**What is being asked:** Without including any pictures, copy each entry below exactly.
****************
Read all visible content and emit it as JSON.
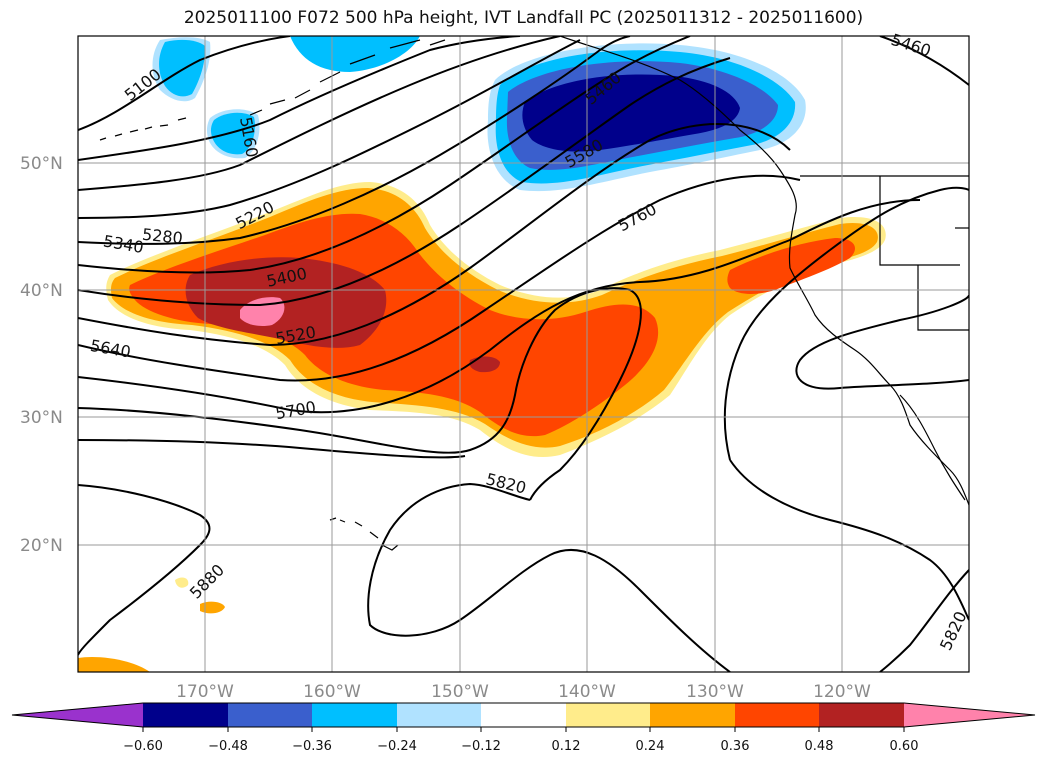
{
  "title": "2025011100 F072 500 hPa height, IVT Landfall PC (2025011312 - 2025011600)",
  "lat_labels": [
    "50°N",
    "40°N",
    "30°N",
    "20°N"
  ],
  "lon_labels": [
    "170°W",
    "160°W",
    "150°W",
    "140°W",
    "130°W",
    "120°W"
  ],
  "contour_labels": [
    "5100",
    "5160",
    "5220",
    "5280",
    "5340",
    "5400",
    "5460",
    "5460",
    "5580",
    "5520",
    "5640",
    "5700",
    "5760",
    "5820",
    "5880",
    "5820"
  ],
  "colorbar": {
    "tick_labels": [
      "−0.60",
      "−0.48",
      "−0.36",
      "−0.24",
      "−0.12",
      "0.12",
      "0.24",
      "0.36",
      "0.48",
      "0.60"
    ],
    "colors": [
      "#9a32cd",
      "#00008b",
      "#3a5fcd",
      "#00bfff",
      "#b0e2ff",
      "#ffffff",
      "#ffec8b",
      "#ffa500",
      "#ff4500",
      "#b22222",
      "#ff82ab"
    ]
  },
  "map": {
    "extent_lon": [
      -180,
      -110
    ],
    "extent_lat": [
      10,
      60
    ],
    "field_colors": {
      "neg_light": "#b0e2ff",
      "neg_1": "#00bfff",
      "neg_2": "#3a5fcd",
      "neg_3": "#00008b",
      "pos_light": "#ffec8b",
      "pos_1": "#ffa500",
      "pos_2": "#ff4500",
      "pos_3": "#b22222",
      "pos_4": "#ff82ab"
    }
  }
}
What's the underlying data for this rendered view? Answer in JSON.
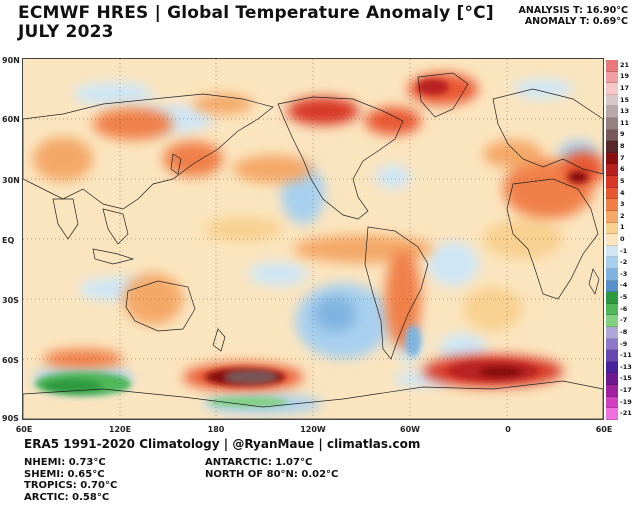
{
  "title": {
    "line1": "ECMWF HRES | Global Temperature Anomaly [°C]",
    "line2": "JULY 2023"
  },
  "analysis": {
    "temperature": "ANALYSIS T: 16.90°C",
    "anomaly": "ANOMALY T: 0.69°C"
  },
  "lat_labels": [
    "90N",
    "60N",
    "30N",
    "EQ",
    "30S",
    "60S",
    "90S"
  ],
  "lon_labels": [
    "60E",
    "120E",
    "180",
    "120W",
    "60W",
    "0",
    "60E"
  ],
  "colorbar": {
    "labels": [
      "21",
      "19",
      "17",
      "15",
      "13",
      "11",
      "9",
      "8",
      "7",
      "6",
      "5",
      "4",
      "3",
      "2",
      "1",
      "0",
      "-1",
      "-2",
      "-3",
      "-4",
      "-5",
      "-6",
      "-7",
      "-8",
      "-9",
      "-11",
      "-13",
      "-15",
      "-17",
      "-19",
      "-21"
    ],
    "colors": [
      "#e8787a",
      "#f0a0a0",
      "#f6c8c8",
      "#d8c8c8",
      "#b8a8a8",
      "#988080",
      "#785858",
      "#582828",
      "#8a1010",
      "#b82020",
      "#d83828",
      "#e85830",
      "#f08048",
      "#f4a868",
      "#f8d090",
      "#fbe5bf",
      "#cfe6f6",
      "#a8d0ee",
      "#80b4e0",
      "#5890cc",
      "#2e9a40",
      "#50b858",
      "#80d080",
      "#b0a8d8",
      "#9078c8",
      "#6848b0",
      "#4820a0",
      "#701890",
      "#a020a0",
      "#d040c0",
      "#f070e0"
    ]
  },
  "footer": "ERA5 1991-2020 Climatology | @RyanMaue | climatlas.com",
  "stats_left": [
    "NHEMI: 0.73°C",
    "SHEMI: 0.65°C",
    "TROPICS: 0.70°C",
    "ARCTIC: 0.58°C"
  ],
  "stats_right": [
    "ANTARCTIC: 1.07°C",
    "NORTH OF 80°N: 0.02°C"
  ]
}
****************
**Solution:**
Read all visible content and emit it as JSON.
{
  "title": "2025011100 F072 500 hPa height, IVT Landfall PC (2025011312 - 2025011600)",
  "lat_labels": [
    "50°N",
    "40°N",
    "30°N",
    "20°N"
  ],
  "lon_labels": [
    "170°W",
    "160°W",
    "150°W",
    "140°W",
    "130°W",
    "120°W"
  ],
  "contour_labels": [
    "5100",
    "5160",
    "5220",
    "5280",
    "5340",
    "5400",
    "5460",
    "5460",
    "5580",
    "5520",
    "5640",
    "5700",
    "5760",
    "5820",
    "5880",
    "5820"
  ],
  "colorbar": {
    "tick_labels": [
      "−0.60",
      "−0.48",
      "−0.36",
      "−0.24",
      "−0.12",
      "0.12",
      "0.24",
      "0.36",
      "0.48",
      "0.60"
    ],
    "colors": [
      "#9a32cd",
      "#00008b",
      "#3a5fcd",
      "#00bfff",
      "#b0e2ff",
      "#ffffff",
      "#ffec8b",
      "#ffa500",
      "#ff4500",
      "#b22222",
      "#ff82ab"
    ]
  },
  "map": {
    "extent_lon": [
      -180,
      -110
    ],
    "extent_lat": [
      10,
      60
    ],
    "field_colors": {
      "neg_light": "#b0e2ff",
      "neg_1": "#00bfff",
      "neg_2": "#3a5fcd",
      "neg_3": "#00008b",
      "pos_light": "#ffec8b",
      "pos_1": "#ffa500",
      "pos_2": "#ff4500",
      "pos_3": "#b22222",
      "pos_4": "#ff82ab"
    }
  }
}
What's the underlying data for this rendered view? Answer in JSON.
{
  "title": {
    "line1": "ECMWF HRES | Global Temperature Anomaly [°C]",
    "line2": "JULY 2023"
  },
  "analysis": {
    "temperature": "ANALYSIS T: 16.90°C",
    "anomaly": "ANOMALY T: 0.69°C"
  },
  "lat_labels": [
    "90N",
    "60N",
    "30N",
    "EQ",
    "30S",
    "60S",
    "90S"
  ],
  "lon_labels": [
    "60E",
    "120E",
    "180",
    "120W",
    "60W",
    "0",
    "60E"
  ],
  "colorbar": {
    "labels": [
      "21",
      "19",
      "17",
      "15",
      "13",
      "11",
      "9",
      "8",
      "7",
      "6",
      "5",
      "4",
      "3",
      "2",
      "1",
      "0",
      "-1",
      "-2",
      "-3",
      "-4",
      "-5",
      "-6",
      "-7",
      "-8",
      "-9",
      "-11",
      "-13",
      "-15",
      "-17",
      "-19",
      "-21"
    ],
    "colors": [
      "#e8787a",
      "#f0a0a0",
      "#f6c8c8",
      "#d8c8c8",
      "#b8a8a8",
      "#988080",
      "#785858",
      "#582828",
      "#8a1010",
      "#b82020",
      "#d83828",
      "#e85830",
      "#f08048",
      "#f4a868",
      "#f8d090",
      "#fbe5bf",
      "#cfe6f6",
      "#a8d0ee",
      "#80b4e0",
      "#5890cc",
      "#2e9a40",
      "#50b858",
      "#80d080",
      "#b0a8d8",
      "#9078c8",
      "#6848b0",
      "#4820a0",
      "#701890",
      "#a020a0",
      "#d040c0",
      "#f070e0"
    ]
  },
  "footer": "ERA5 1991-2020 Climatology | @RyanMaue | climatlas.com",
  "stats_left": [
    "NHEMI: 0.73°C",
    "SHEMI: 0.65°C",
    "TROPICS: 0.70°C",
    "ARCTIC: 0.58°C"
  ],
  "stats_right": [
    "ANTARCTIC: 1.07°C",
    "NORTH OF 80°N: 0.02°C"
  ]
}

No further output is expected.